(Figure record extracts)
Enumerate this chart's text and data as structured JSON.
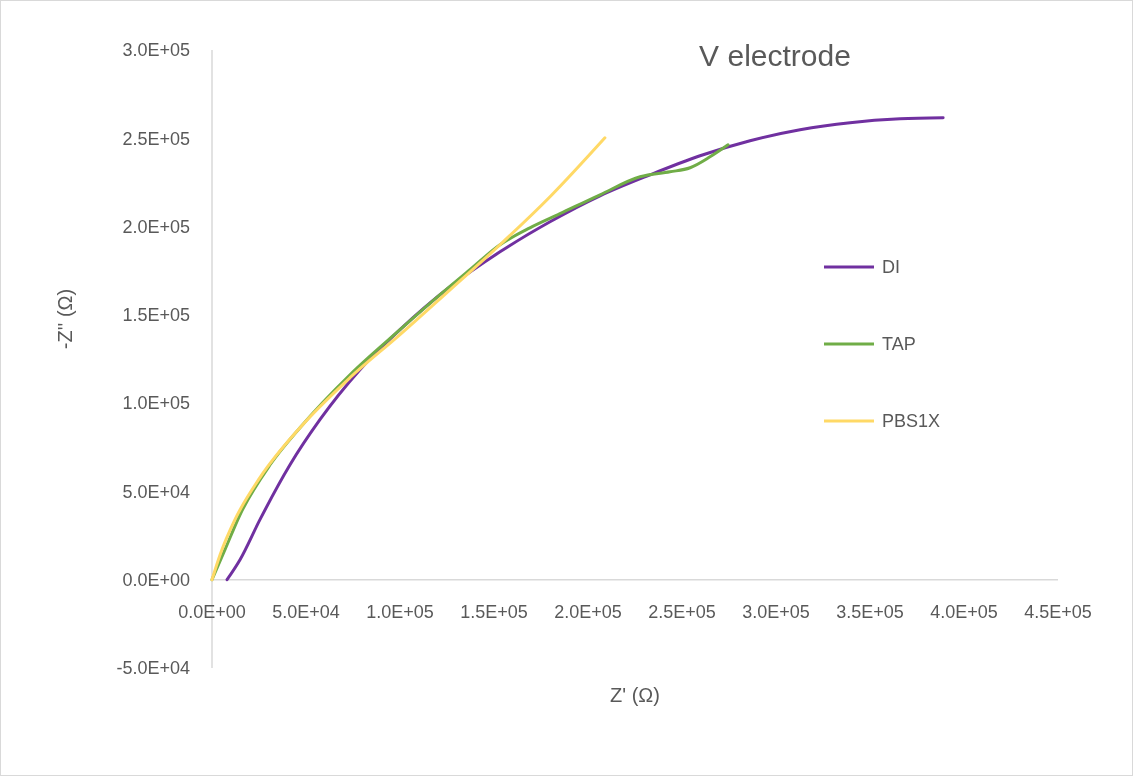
{
  "chart_data": {
    "type": "line",
    "title": "V electrode",
    "xlabel": "Z' (Ω)",
    "ylabel": "-Z'' (Ω)",
    "xlim": [
      0,
      450000
    ],
    "ylim": [
      -50000,
      300000
    ],
    "xticks": [
      {
        "value": 0,
        "label": "0.0E+00"
      },
      {
        "value": 50000,
        "label": "5.0E+04"
      },
      {
        "value": 100000,
        "label": "1.0E+05"
      },
      {
        "value": 150000,
        "label": "1.5E+05"
      },
      {
        "value": 200000,
        "label": "2.0E+05"
      },
      {
        "value": 250000,
        "label": "2.5E+05"
      },
      {
        "value": 300000,
        "label": "3.0E+05"
      },
      {
        "value": 350000,
        "label": "3.5E+05"
      },
      {
        "value": 400000,
        "label": "4.0E+05"
      },
      {
        "value": 450000,
        "label": "4.5E+05"
      }
    ],
    "yticks": [
      {
        "value": -50000,
        "label": "-5.0E+04"
      },
      {
        "value": 0,
        "label": "0.0E+00"
      },
      {
        "value": 50000,
        "label": "5.0E+04"
      },
      {
        "value": 100000,
        "label": "1.0E+05"
      },
      {
        "value": 150000,
        "label": "1.5E+05"
      },
      {
        "value": 200000,
        "label": "2.0E+05"
      },
      {
        "value": 250000,
        "label": "2.5E+05"
      },
      {
        "value": 300000,
        "label": "3.0E+05"
      }
    ],
    "grid": false,
    "legend": "right",
    "marker": "none",
    "line_style": "solid",
    "series": [
      {
        "name": "DI",
        "color": "#7030a0",
        "x": [
          8000,
          14900,
          25500,
          41500,
          57400,
          78700,
          100000,
          126600,
          153200,
          179800,
          206400,
          233000,
          259600,
          286200,
          312800,
          339400,
          366000,
          388900
        ],
        "values": [
          0,
          11300,
          34000,
          65100,
          90600,
          118900,
          141600,
          165900,
          185700,
          202700,
          217400,
          229300,
          240100,
          248600,
          254800,
          258800,
          261000,
          261600
        ]
      },
      {
        "name": "TAP",
        "color": "#70ad47",
        "x": [
          0,
          6900,
          14900,
          30900,
          46800,
          73400,
          100000,
          121300,
          137200,
          153200,
          169100,
          185100,
          206400,
          227700,
          243600,
          254300,
          264900,
          274500
        ],
        "values": [
          0,
          17000,
          36800,
          65100,
          86100,
          116100,
          141600,
          161400,
          175600,
          189700,
          199300,
          207300,
          218000,
          228200,
          231000,
          233300,
          239500,
          246300
        ]
      },
      {
        "name": "PBS1X",
        "color": "#ffd966",
        "x": [
          0,
          4300,
          12200,
          25500,
          46800,
          73400,
          100000,
          126600,
          153200,
          179800,
          209000
        ],
        "values": [
          0,
          14200,
          34000,
          57800,
          86100,
          114400,
          138800,
          164200,
          189700,
          216900,
          250300
        ]
      }
    ]
  }
}
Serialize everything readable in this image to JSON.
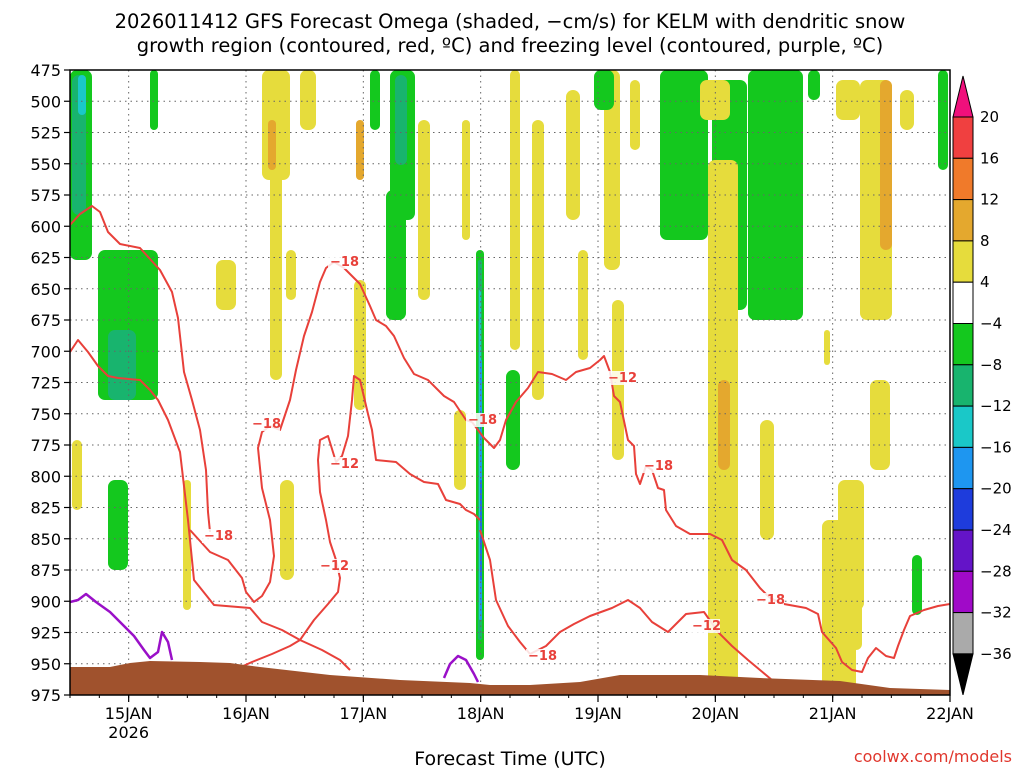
{
  "chart_data": {
    "type": "heatmap",
    "title_lines": [
      "2026011412 GFS Forecast Omega (shaded, −cm/s) for KELM with dendritic snow",
      "growth region (contoured, red, ºC) and freezing level (contoured, purple, ºC)"
    ],
    "xlabel": "Forecast Time (UTC)",
    "credit": "coolwx.com/models",
    "x_range": [
      "2026-01-14T12:00Z",
      "2026-01-22T00:00Z"
    ],
    "x_ticks": [
      "15JAN",
      "16JAN",
      "17JAN",
      "18JAN",
      "19JAN",
      "20JAN",
      "21JAN",
      "22JAN"
    ],
    "x_year_label": "2026",
    "y_ticks": [
      "475",
      "500",
      "525",
      "550",
      "575",
      "600",
      "625",
      "650",
      "675",
      "700",
      "725",
      "750",
      "775",
      "800",
      "825",
      "850",
      "875",
      "900",
      "925",
      "950",
      "975"
    ],
    "ylim_hpa": [
      975,
      475
    ],
    "grid": true,
    "colorbar": {
      "ticks": [
        "20",
        "16",
        "12",
        "8",
        "4",
        "−4",
        "−8",
        "−12",
        "−16",
        "−20",
        "−24",
        "−28",
        "−32",
        "−36"
      ],
      "colors": [
        "#f0107c",
        "#f04040",
        "#f07a2a",
        "#e4a82e",
        "#e6dc3c",
        "#ffffff",
        "#14c81e",
        "#18b46e",
        "#1ac8c8",
        "#1e96f0",
        "#1e3cdc",
        "#6414c8",
        "#a00ac8",
        "#aaaaaa",
        "#000000"
      ]
    },
    "dgz_labels": [
      "−18",
      "−18",
      "−12",
      "−18",
      "−12",
      "−18",
      "−12",
      "−18",
      "−18",
      "−12",
      "−18"
    ],
    "colors": {
      "dgz": "#e8403a",
      "freezing": "#9a10c8",
      "terrain": "#a0522d",
      "grid": "#666666"
    }
  }
}
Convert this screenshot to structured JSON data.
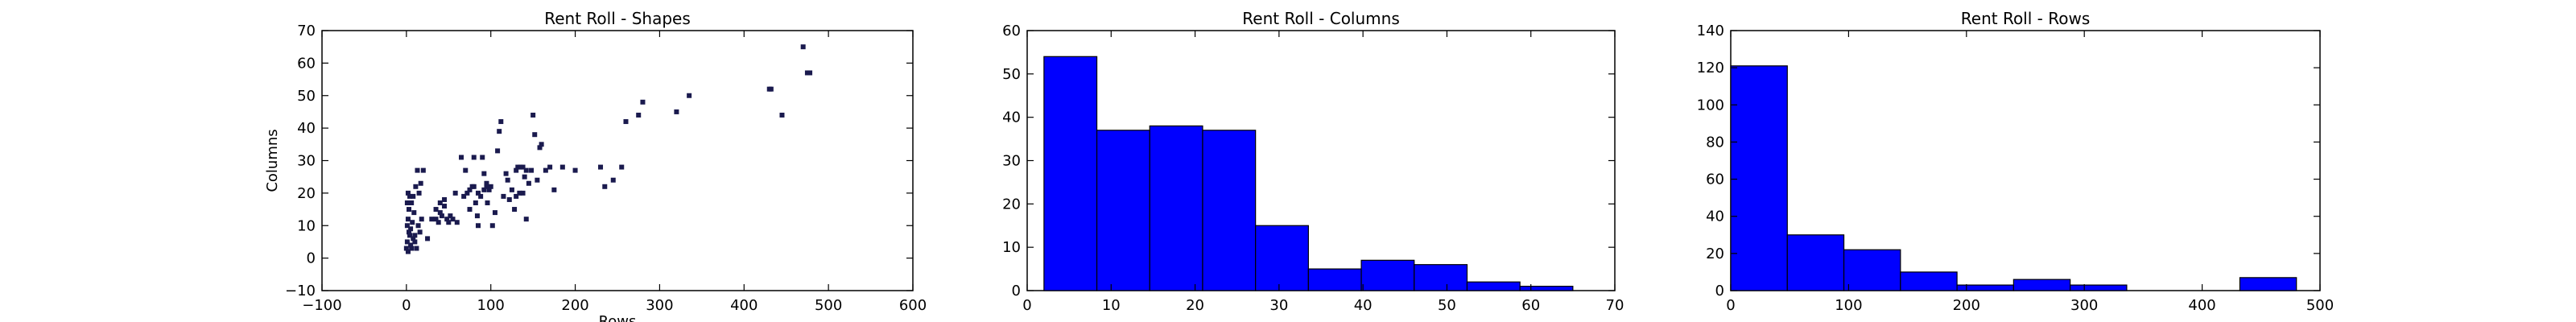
{
  "chart_data": [
    {
      "type": "scatter",
      "title": "Rent Roll - Shapes",
      "xlabel": "Rows",
      "ylabel": "Columns",
      "xlim": [
        -100,
        600
      ],
      "ylim": [
        -10,
        70
      ],
      "xticks": [
        -100,
        0,
        100,
        200,
        300,
        400,
        500,
        600
      ],
      "yticks": [
        -10,
        0,
        10,
        20,
        30,
        40,
        50,
        60,
        70
      ],
      "grid": false,
      "marker_color": "#1a1a4e",
      "points": [
        [
          0,
          3
        ],
        [
          1,
          5
        ],
        [
          2,
          2
        ],
        [
          3,
          8
        ],
        [
          1,
          10
        ],
        [
          2,
          12
        ],
        [
          4,
          7
        ],
        [
          5,
          4
        ],
        [
          3,
          15
        ],
        [
          6,
          17
        ],
        [
          2,
          20
        ],
        [
          8,
          19
        ],
        [
          5,
          9
        ],
        [
          7,
          11
        ],
        [
          10,
          5
        ],
        [
          12,
          3
        ],
        [
          9,
          14
        ],
        [
          11,
          22
        ],
        [
          13,
          27
        ],
        [
          15,
          20
        ],
        [
          17,
          23
        ],
        [
          14,
          10
        ],
        [
          18,
          12
        ],
        [
          20,
          27
        ],
        [
          16,
          8
        ],
        [
          1,
          17
        ],
        [
          4,
          19
        ],
        [
          6,
          3
        ],
        [
          8,
          6
        ],
        [
          10,
          7
        ],
        [
          25,
          6
        ],
        [
          30,
          12
        ],
        [
          35,
          15
        ],
        [
          38,
          11
        ],
        [
          40,
          17
        ],
        [
          42,
          13
        ],
        [
          45,
          18
        ],
        [
          48,
          12
        ],
        [
          50,
          11
        ],
        [
          52,
          13
        ],
        [
          55,
          12
        ],
        [
          58,
          20
        ],
        [
          60,
          11
        ],
        [
          40,
          14
        ],
        [
          45,
          16
        ],
        [
          35,
          12
        ],
        [
          65,
          31
        ],
        [
          70,
          27
        ],
        [
          75,
          15
        ],
        [
          78,
          22
        ],
        [
          80,
          31
        ],
        [
          82,
          17
        ],
        [
          84,
          13
        ],
        [
          85,
          10
        ],
        [
          88,
          19
        ],
        [
          90,
          31
        ],
        [
          92,
          26
        ],
        [
          95,
          22
        ],
        [
          98,
          21
        ],
        [
          100,
          22
        ],
        [
          102,
          10
        ],
        [
          105,
          14
        ],
        [
          108,
          33
        ],
        [
          110,
          39
        ],
        [
          112,
          42
        ],
        [
          115,
          19
        ],
        [
          118,
          26
        ],
        [
          120,
          24
        ],
        [
          122,
          18
        ],
        [
          125,
          21
        ],
        [
          128,
          15
        ],
        [
          130,
          27
        ],
        [
          132,
          28
        ],
        [
          135,
          28
        ],
        [
          138,
          20
        ],
        [
          140,
          25
        ],
        [
          142,
          12
        ],
        [
          145,
          23
        ],
        [
          148,
          27
        ],
        [
          150,
          44
        ],
        [
          152,
          38
        ],
        [
          155,
          24
        ],
        [
          158,
          34
        ],
        [
          160,
          35
        ],
        [
          165,
          27
        ],
        [
          170,
          28
        ],
        [
          175,
          21
        ],
        [
          185,
          28
        ],
        [
          200,
          27
        ],
        [
          230,
          28
        ],
        [
          235,
          22
        ],
        [
          245,
          24
        ],
        [
          255,
          28
        ],
        [
          260,
          42
        ],
        [
          275,
          44
        ],
        [
          280,
          48
        ],
        [
          320,
          45
        ],
        [
          335,
          50
        ],
        [
          430,
          52
        ],
        [
          432,
          52
        ],
        [
          445,
          44
        ],
        [
          470,
          65
        ],
        [
          475,
          57
        ],
        [
          478,
          57
        ],
        [
          95,
          23
        ],
        [
          92,
          21
        ],
        [
          85,
          20
        ],
        [
          80,
          22
        ],
        [
          75,
          21
        ],
        [
          72,
          20
        ],
        [
          68,
          19
        ],
        [
          130,
          19
        ],
        [
          134,
          20
        ],
        [
          138,
          28
        ],
        [
          142,
          27
        ],
        [
          96,
          17
        ]
      ]
    },
    {
      "type": "bar",
      "title": "Rent Roll - Columns",
      "xlim": [
        0,
        70
      ],
      "ylim": [
        0,
        60
      ],
      "xticks": [
        0,
        10,
        20,
        30,
        40,
        50,
        60,
        70
      ],
      "yticks": [
        0,
        10,
        20,
        30,
        40,
        50,
        60
      ],
      "bar_color": "#0000ff",
      "bin_edges": [
        2,
        8.3,
        14.6,
        20.9,
        27.2,
        33.5,
        39.8,
        46.1,
        52.4,
        58.7,
        65
      ],
      "values": [
        54,
        37,
        38,
        37,
        15,
        5,
        7,
        6,
        2,
        1
      ]
    },
    {
      "type": "bar",
      "title": "Rent Roll - Rows",
      "xlim": [
        0,
        500
      ],
      "ylim": [
        0,
        140
      ],
      "xticks": [
        0,
        100,
        200,
        300,
        400,
        500
      ],
      "yticks": [
        0,
        20,
        40,
        60,
        80,
        100,
        120,
        140
      ],
      "bar_color": "#0000ff",
      "bin_edges": [
        0,
        48,
        96,
        144,
        192,
        240,
        288,
        336,
        384,
        432,
        480
      ],
      "values": [
        121,
        30,
        22,
        10,
        3,
        6,
        3,
        0,
        0,
        7
      ]
    }
  ]
}
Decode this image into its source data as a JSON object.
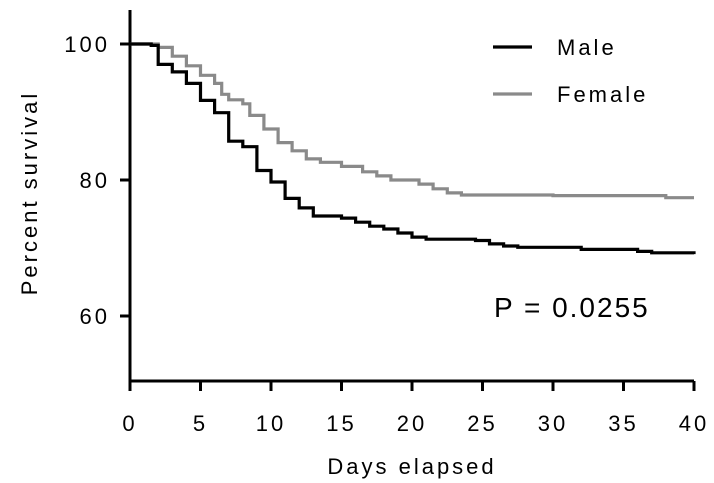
{
  "chart_data": {
    "type": "line",
    "step": true,
    "xlabel": "Days elapsed",
    "ylabel": "Percent survival",
    "xlim": [
      0,
      40
    ],
    "ylim": [
      50,
      105
    ],
    "x_ticks": [
      0,
      5,
      10,
      15,
      20,
      25,
      30,
      35,
      40
    ],
    "y_ticks": [
      60,
      80,
      100
    ],
    "grid": false,
    "legend_position": "top-right",
    "annotation": "P = 0.0255",
    "series": [
      {
        "name": "Male",
        "color": "#000000",
        "points": [
          [
            0,
            100
          ],
          [
            1.5,
            99.8
          ],
          [
            2,
            97
          ],
          [
            3,
            95.9
          ],
          [
            4,
            94.2
          ],
          [
            5,
            91.7
          ],
          [
            6,
            89.9
          ],
          [
            7,
            85.7
          ],
          [
            8,
            84.9
          ],
          [
            9,
            81.4
          ],
          [
            10,
            79.7
          ],
          [
            11,
            77.3
          ],
          [
            12,
            75.9
          ],
          [
            13,
            74.7
          ],
          [
            15,
            74.4
          ],
          [
            16,
            73.8
          ],
          [
            17,
            73.2
          ],
          [
            18,
            72.8
          ],
          [
            19,
            72.2
          ],
          [
            20,
            71.6
          ],
          [
            21,
            71.3
          ],
          [
            24.5,
            71.1
          ],
          [
            25.5,
            70.6
          ],
          [
            26.5,
            70.3
          ],
          [
            27.5,
            70.1
          ],
          [
            32,
            69.8
          ],
          [
            36,
            69.5
          ],
          [
            37,
            69.3
          ],
          [
            39,
            69.3
          ],
          [
            40,
            69.1
          ]
        ]
      },
      {
        "name": "Female",
        "color": "#8a8a8a",
        "points": [
          [
            0,
            100
          ],
          [
            2,
            99.5
          ],
          [
            3,
            98.2
          ],
          [
            4,
            96.8
          ],
          [
            5,
            95.4
          ],
          [
            6,
            94.2
          ],
          [
            6.5,
            92.6
          ],
          [
            7,
            91.8
          ],
          [
            8,
            91.2
          ],
          [
            8.5,
            89.5
          ],
          [
            9.5,
            87.5
          ],
          [
            10.5,
            85.5
          ],
          [
            11.5,
            84.3
          ],
          [
            12.5,
            83.1
          ],
          [
            13.5,
            82.6
          ],
          [
            15,
            82
          ],
          [
            16.5,
            81.2
          ],
          [
            17.5,
            80.6
          ],
          [
            18.5,
            80
          ],
          [
            20.5,
            79.4
          ],
          [
            21.5,
            78.7
          ],
          [
            22.5,
            78.1
          ],
          [
            23.5,
            77.8
          ],
          [
            30,
            77.7
          ],
          [
            38,
            77.4
          ],
          [
            40,
            77.4
          ]
        ]
      }
    ]
  }
}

Objective
Each line that contains the string "Columns" counts once; say how many there are and nothing else.

Final answer
2